» Exercise input
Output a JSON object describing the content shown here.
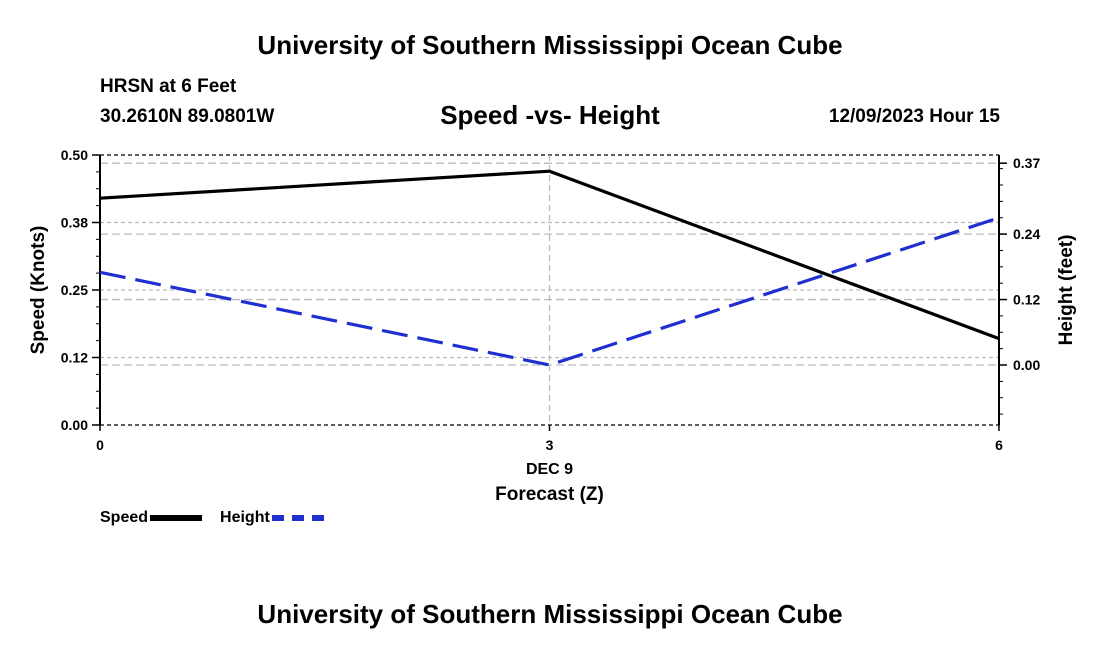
{
  "header": {
    "title": "University of Southern Mississippi Ocean Cube",
    "station": "HRSN at 6 Feet",
    "coordinates": "30.2610N  89.0801W",
    "subtitle": "Speed -vs- Height",
    "datetime": "12/09/2023 Hour 15"
  },
  "footer": {
    "title": "University of Southern Mississippi Ocean Cube"
  },
  "legend": {
    "speed_label": "Speed",
    "height_label": "Height"
  },
  "colors": {
    "speed": "#000000",
    "height": "#1f2fd0",
    "grid": "#bbbbbb"
  },
  "chart_data": {
    "type": "line",
    "x": [
      0,
      3,
      6
    ],
    "x_tick_labels": [
      "0",
      "3",
      "6"
    ],
    "x_sublabel": "DEC 9",
    "xlabel": "Forecast (Z)",
    "xlim": [
      0,
      6
    ],
    "ylabel_left": "Speed (Knots)",
    "ylim_left": [
      0,
      0.5
    ],
    "yticks_left": [
      0.0,
      0.125,
      0.25,
      0.375,
      0.5
    ],
    "ytick_labels_left": [
      "0.00",
      "0.12",
      "0.25",
      "0.38",
      "0.50"
    ],
    "ylabel_right": "Height (feet)",
    "ylim_right": [
      -0.11,
      0.385
    ],
    "yticks_right": [
      0.0,
      0.12,
      0.24,
      0.37
    ],
    "ytick_labels_right": [
      "0.00",
      "0.12",
      "0.24",
      "0.37"
    ],
    "series": [
      {
        "name": "Speed",
        "axis": "left",
        "style": "solid",
        "values": [
          0.42,
          0.47,
          0.16
        ]
      },
      {
        "name": "Height",
        "axis": "right",
        "style": "dashed",
        "values": [
          0.17,
          0.0,
          0.27
        ]
      }
    ],
    "grid": true
  }
}
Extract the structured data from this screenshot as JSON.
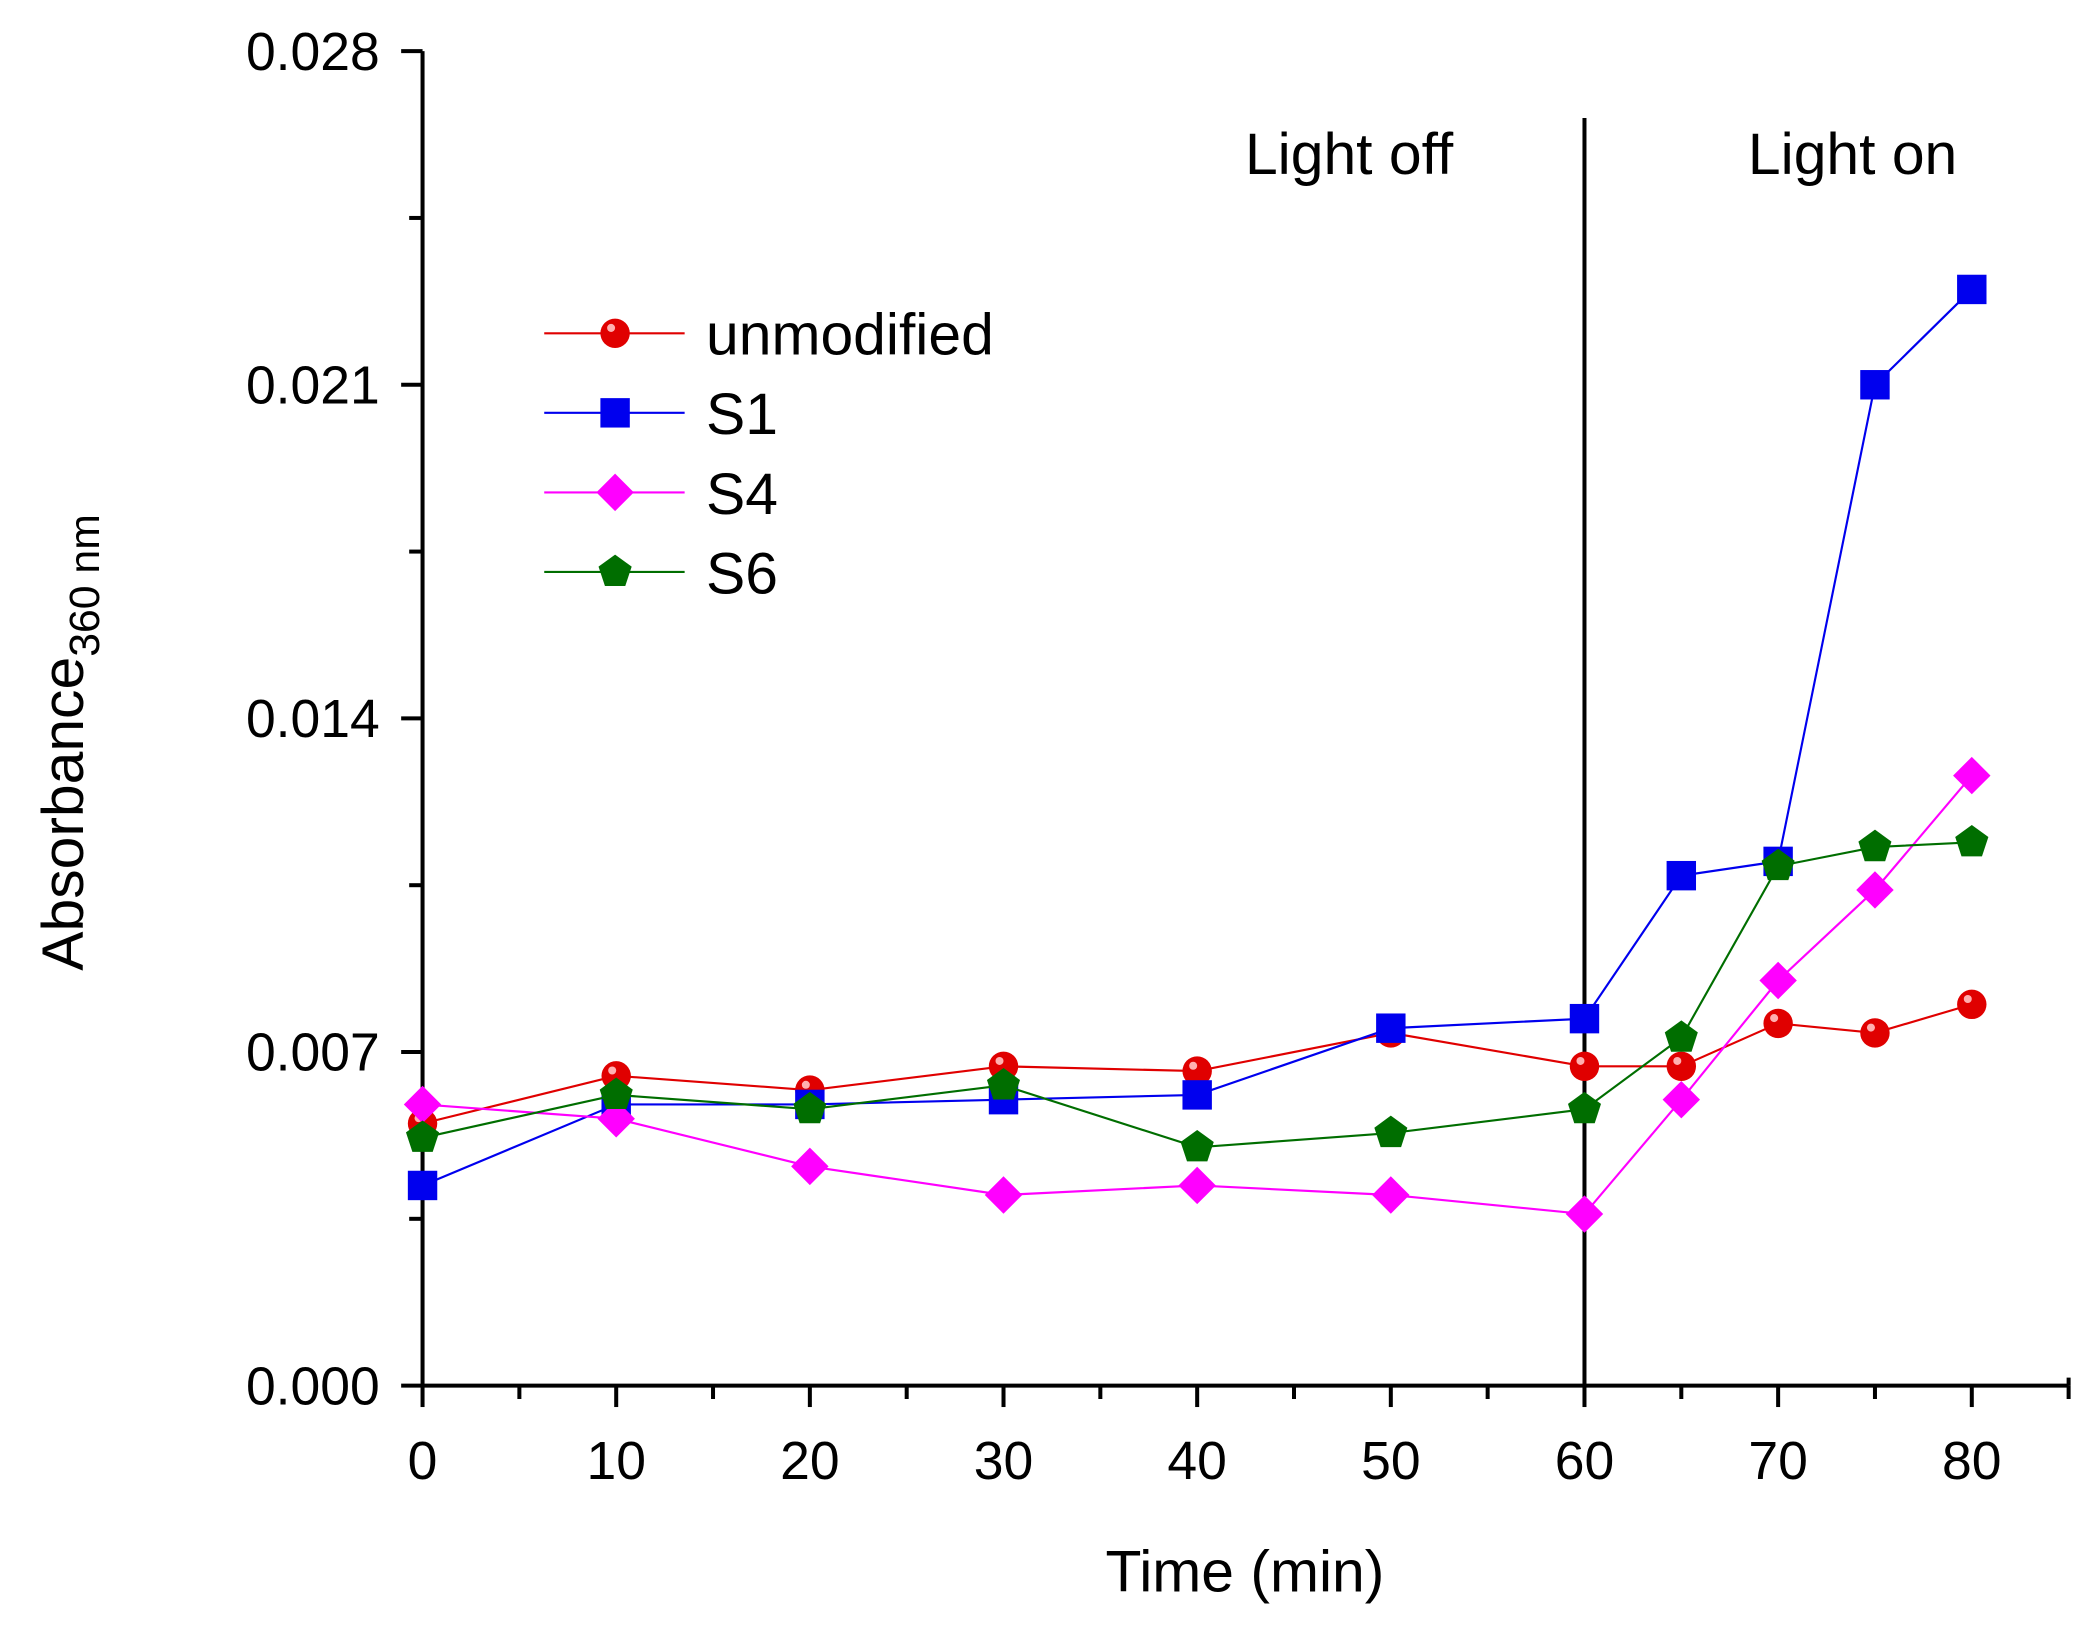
{
  "chart_data": {
    "type": "line",
    "xlabel": "Time (min)",
    "ylabel": "Absorbance",
    "ylabel_subscript": "360 nm",
    "xlim": [
      0,
      85
    ],
    "ylim": [
      0,
      0.028
    ],
    "xticks": [
      "0",
      "10",
      "20",
      "30",
      "40",
      "50",
      "60",
      "70",
      "80"
    ],
    "xtick_values": [
      0,
      10,
      20,
      30,
      40,
      50,
      60,
      70,
      80
    ],
    "yticks": [
      "0.000",
      "0.007",
      "0.014",
      "0.021",
      "0.028"
    ],
    "ytick_values": [
      0,
      0.007,
      0.014,
      0.021,
      0.028
    ],
    "grid": false,
    "legend_position": "upper-left",
    "annotations": [
      {
        "text": "Light off",
        "x": 47.5
      },
      {
        "text": "Light on",
        "x": 73.5
      }
    ],
    "divider_x": 60,
    "x": [
      0,
      10,
      20,
      30,
      40,
      50,
      60,
      65,
      70,
      75,
      80
    ],
    "series": [
      {
        "name": "unmodified",
        "color": "#e00000",
        "marker": "circle",
        "values": [
          0.0055,
          0.0065,
          0.0062,
          0.0067,
          0.0066,
          0.0074,
          0.0067,
          0.0067,
          0.0076,
          0.0074,
          0.008
        ]
      },
      {
        "name": "S1",
        "color": "#0000ee",
        "marker": "square",
        "values": [
          0.0042,
          0.0059,
          0.0059,
          0.006,
          0.0061,
          0.0075,
          0.0077,
          0.0107,
          0.011,
          0.021,
          0.023
        ]
      },
      {
        "name": "S4",
        "color": "#ff00ff",
        "marker": "diamond",
        "values": [
          0.0059,
          0.0056,
          0.0046,
          0.004,
          0.0042,
          0.004,
          0.0036,
          0.006,
          0.0085,
          0.0104,
          0.0128
        ]
      },
      {
        "name": "S6",
        "color": "#006e00",
        "marker": "pentagon",
        "values": [
          0.0052,
          0.0061,
          0.0058,
          0.0063,
          0.005,
          0.0053,
          0.0058,
          0.0073,
          0.0109,
          0.0113,
          0.0114
        ]
      }
    ]
  }
}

» Exercise aim
Above are records with pictures; repeat the records exactly and leave the pictures out.

» Full answer
Output a JSON object describing the content shown here.
{
  "header": {
    "title": "University of Southern Mississippi Ocean Cube",
    "station": "HRSN at 6 Feet",
    "coordinates": "30.2610N  89.0801W",
    "subtitle": "Speed -vs- Height",
    "datetime": "12/09/2023 Hour 15"
  },
  "footer": {
    "title": "University of Southern Mississippi Ocean Cube"
  },
  "legend": {
    "speed_label": "Speed",
    "height_label": "Height"
  },
  "colors": {
    "speed": "#000000",
    "height": "#1f2fd0",
    "grid": "#bbbbbb"
  },
  "chart_data": {
    "type": "line",
    "x": [
      0,
      3,
      6
    ],
    "x_tick_labels": [
      "0",
      "3",
      "6"
    ],
    "x_sublabel": "DEC 9",
    "xlabel": "Forecast (Z)",
    "xlim": [
      0,
      6
    ],
    "ylabel_left": "Speed (Knots)",
    "ylim_left": [
      0,
      0.5
    ],
    "yticks_left": [
      0.0,
      0.125,
      0.25,
      0.375,
      0.5
    ],
    "ytick_labels_left": [
      "0.00",
      "0.12",
      "0.25",
      "0.38",
      "0.50"
    ],
    "ylabel_right": "Height (feet)",
    "ylim_right": [
      -0.11,
      0.385
    ],
    "yticks_right": [
      0.0,
      0.12,
      0.24,
      0.37
    ],
    "ytick_labels_right": [
      "0.00",
      "0.12",
      "0.24",
      "0.37"
    ],
    "series": [
      {
        "name": "Speed",
        "axis": "left",
        "style": "solid",
        "values": [
          0.42,
          0.47,
          0.16
        ]
      },
      {
        "name": "Height",
        "axis": "right",
        "style": "dashed",
        "values": [
          0.17,
          0.0,
          0.27
        ]
      }
    ],
    "grid": true
  }
}
Extract the structured data from this screenshot as JSON.
{
  "chart_data": {
    "type": "line",
    "xlabel": "Time (min)",
    "ylabel": "Absorbance",
    "ylabel_subscript": "360 nm",
    "xlim": [
      0,
      85
    ],
    "ylim": [
      0,
      0.028
    ],
    "xticks": [
      "0",
      "10",
      "20",
      "30",
      "40",
      "50",
      "60",
      "70",
      "80"
    ],
    "xtick_values": [
      0,
      10,
      20,
      30,
      40,
      50,
      60,
      70,
      80
    ],
    "yticks": [
      "0.000",
      "0.007",
      "0.014",
      "0.021",
      "0.028"
    ],
    "ytick_values": [
      0,
      0.007,
      0.014,
      0.021,
      0.028
    ],
    "grid": false,
    "legend_position": "upper-left",
    "annotations": [
      {
        "text": "Light off",
        "x": 47.5
      },
      {
        "text": "Light on",
        "x": 73.5
      }
    ],
    "divider_x": 60,
    "x": [
      0,
      10,
      20,
      30,
      40,
      50,
      60,
      65,
      70,
      75,
      80
    ],
    "series": [
      {
        "name": "unmodified",
        "color": "#e00000",
        "marker": "circle",
        "values": [
          0.0055,
          0.0065,
          0.0062,
          0.0067,
          0.0066,
          0.0074,
          0.0067,
          0.0067,
          0.0076,
          0.0074,
          0.008
        ]
      },
      {
        "name": "S1",
        "color": "#0000ee",
        "marker": "square",
        "values": [
          0.0042,
          0.0059,
          0.0059,
          0.006,
          0.0061,
          0.0075,
          0.0077,
          0.0107,
          0.011,
          0.021,
          0.023
        ]
      },
      {
        "name": "S4",
        "color": "#ff00ff",
        "marker": "diamond",
        "values": [
          0.0059,
          0.0056,
          0.0046,
          0.004,
          0.0042,
          0.004,
          0.0036,
          0.006,
          0.0085,
          0.0104,
          0.0128
        ]
      },
      {
        "name": "S6",
        "color": "#006e00",
        "marker": "pentagon",
        "values": [
          0.0052,
          0.0061,
          0.0058,
          0.0063,
          0.005,
          0.0053,
          0.0058,
          0.0073,
          0.0109,
          0.0113,
          0.0114
        ]
      }
    ]
  }
}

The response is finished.